**RAW DATA**
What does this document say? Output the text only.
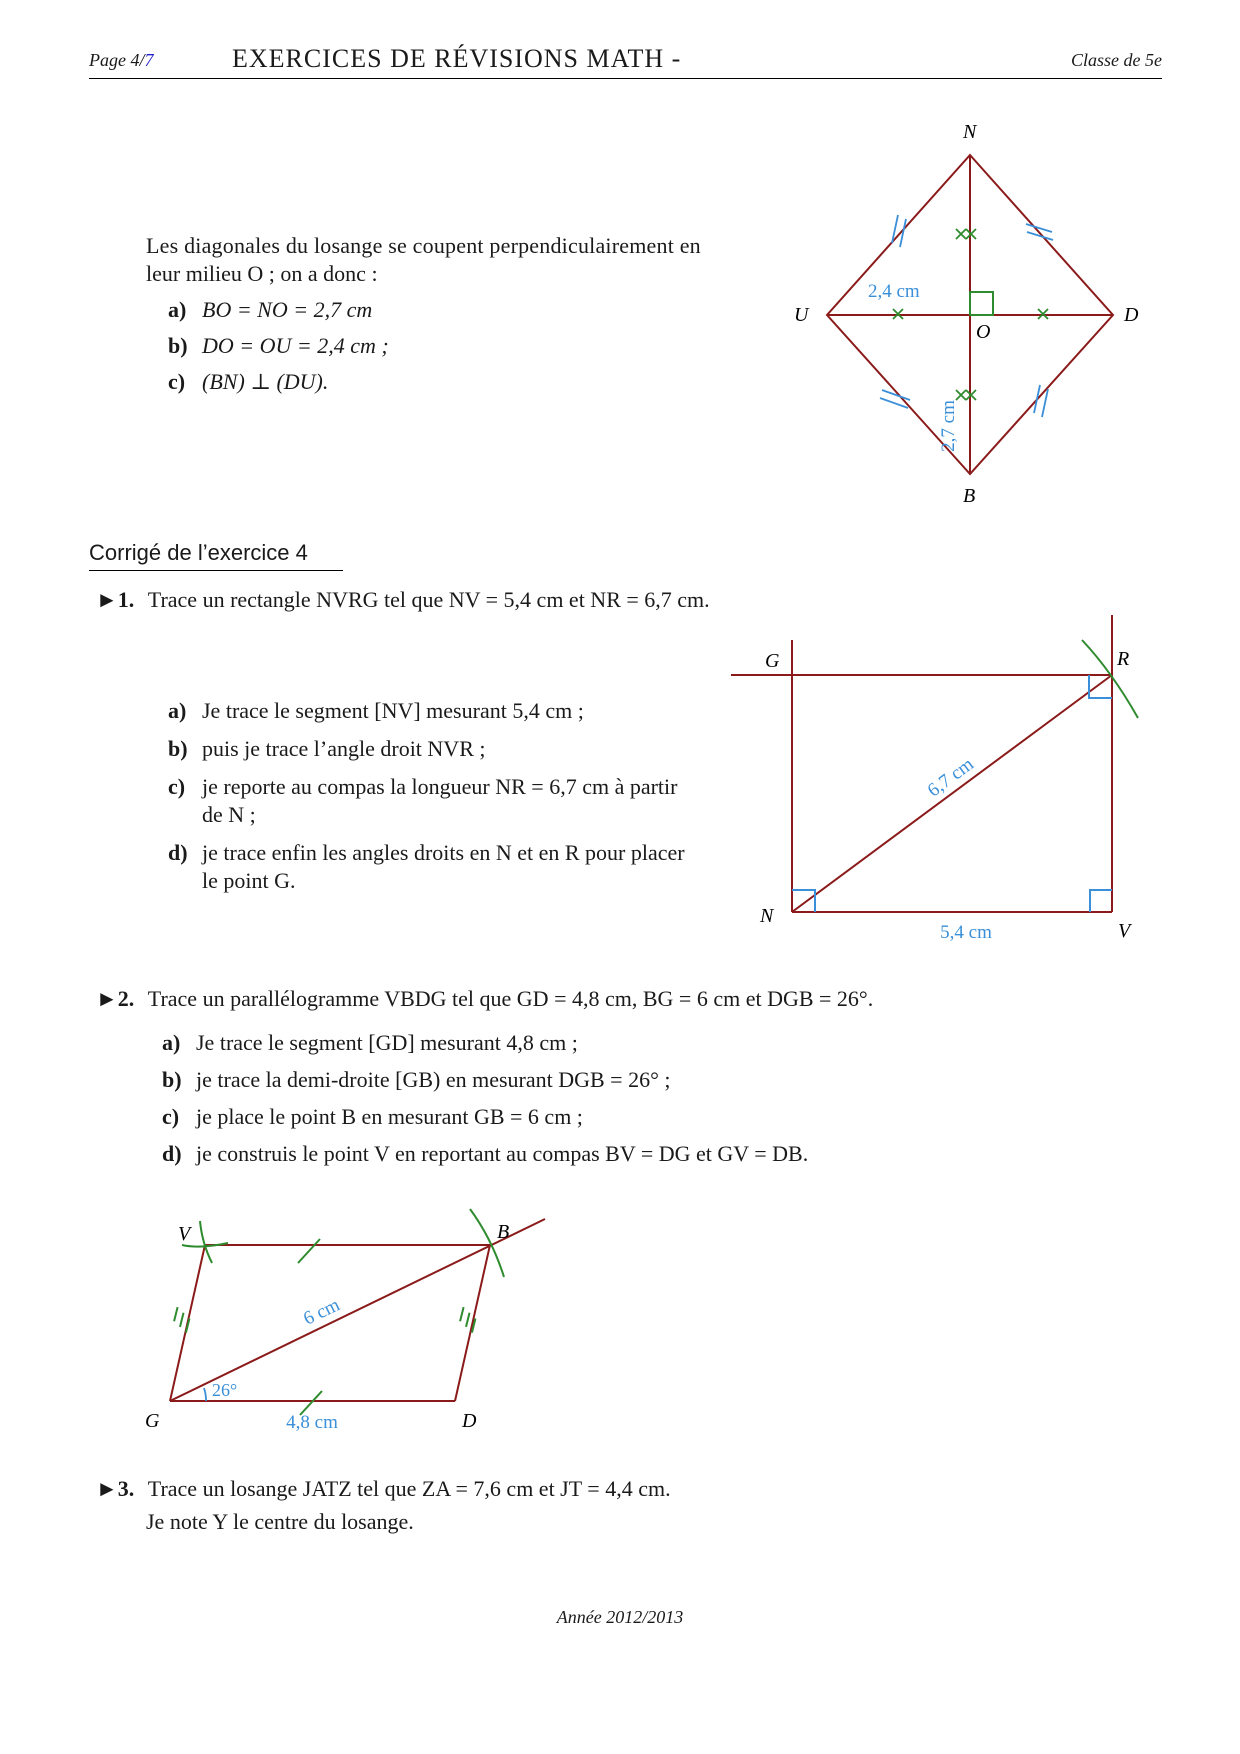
Page 4/7	EXERCICES DE RÉVISIONS MATH -	Classe de 5e
Les diagonales du losange se coupent perpendiculairement en
leur milieu O ; on a donc :
a) BO = NO = 2,7 cm
b) DO = OU = 2,4 cm ;
c) (BN) ⊥ (DU).
N
U	D
B
O
2,4 cm
2,7 cm
Corrigé de l’exercice 4
►1. Trace un rectangle NVRG tel que NV = 5,4 cm et NR = 6,7 cm.
a) Je trace le segment [NV] mesurant 5,4 cm ;
b) puis je trace l’angle droit NVR ;
c) je reporte au compas la longueur NR = 6,7 cm à partir
de N ;
d) je trace enfin les angles droits en N et en R pour placer
le point G.
G	R
N
V
6,7 cm
5,4 cm
►2. Trace un parallélogramme VBDG tel que GD = 4,8 cm, BG = 6 cm et DGB = 26°.
a) Je trace le segment [GD] mesurant 4,8 cm ;
b) je trace la demi-droite [GB) en mesurant DGB = 26° ;
c) je place le point B en mesurant GB = 6 cm ;
d) je construis le point V en reportant au compas BV = DG et GV = DB.
V	B
G	D
6 cm
26°
4,8 cm
►3. Trace un losange JATZ tel que ZA = 7,6 cm et JT = 4,4 cm.
Je note Y le centre du losange.
Année 2012/2013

**PROBLEM DESCRIPTION**
Write every entry out again exactly, dropping the pictures.

**SOLUTION TO THE EXERCISE**
What does this document say? Output the text only.
Page 4/7	EXERCICES DE RÉVISIONS MATH -	Classe de 5e
Les diagonales du losange se coupent perpendiculairement en
leur milieu O ; on a donc :
a) BO = NO = 2,7 cm
b) DO = OU = 2,4 cm ;
c) (BN) ⊥ (DU).
N
U	D
B
O
2,4 cm
2,7 cm
Corrigé de l’exercice 4
►1. Trace un rectangle NVRG tel que NV = 5,4 cm et NR = 6,7 cm.
a) Je trace le segment [NV] mesurant 5,4 cm ;
b) puis je trace l’angle droit NVR ;
c) je reporte au compas la longueur NR = 6,7 cm à partir
de N ;
d) je trace enfin les angles droits en N et en R pour placer
le point G.
G	R
N
V
6,7 cm
5,4 cm
►2. Trace un parallélogramme VBDG tel que GD = 4,8 cm, BG = 6 cm et DGB = 26°.
a) Je trace le segment [GD] mesurant 4,8 cm ;
b) je trace la demi-droite [GB) en mesurant DGB = 26° ;
c) je place le point B en mesurant GB = 6 cm ;
d) je construis le point V en reportant au compas BV = DG et GV = DB.
V	B
G	D
6 cm
26°
4,8 cm
►3. Trace un losange JATZ tel que ZA = 7,6 cm et JT = 4,4 cm.
Je note Y le centre du losange.
Année 2012/2013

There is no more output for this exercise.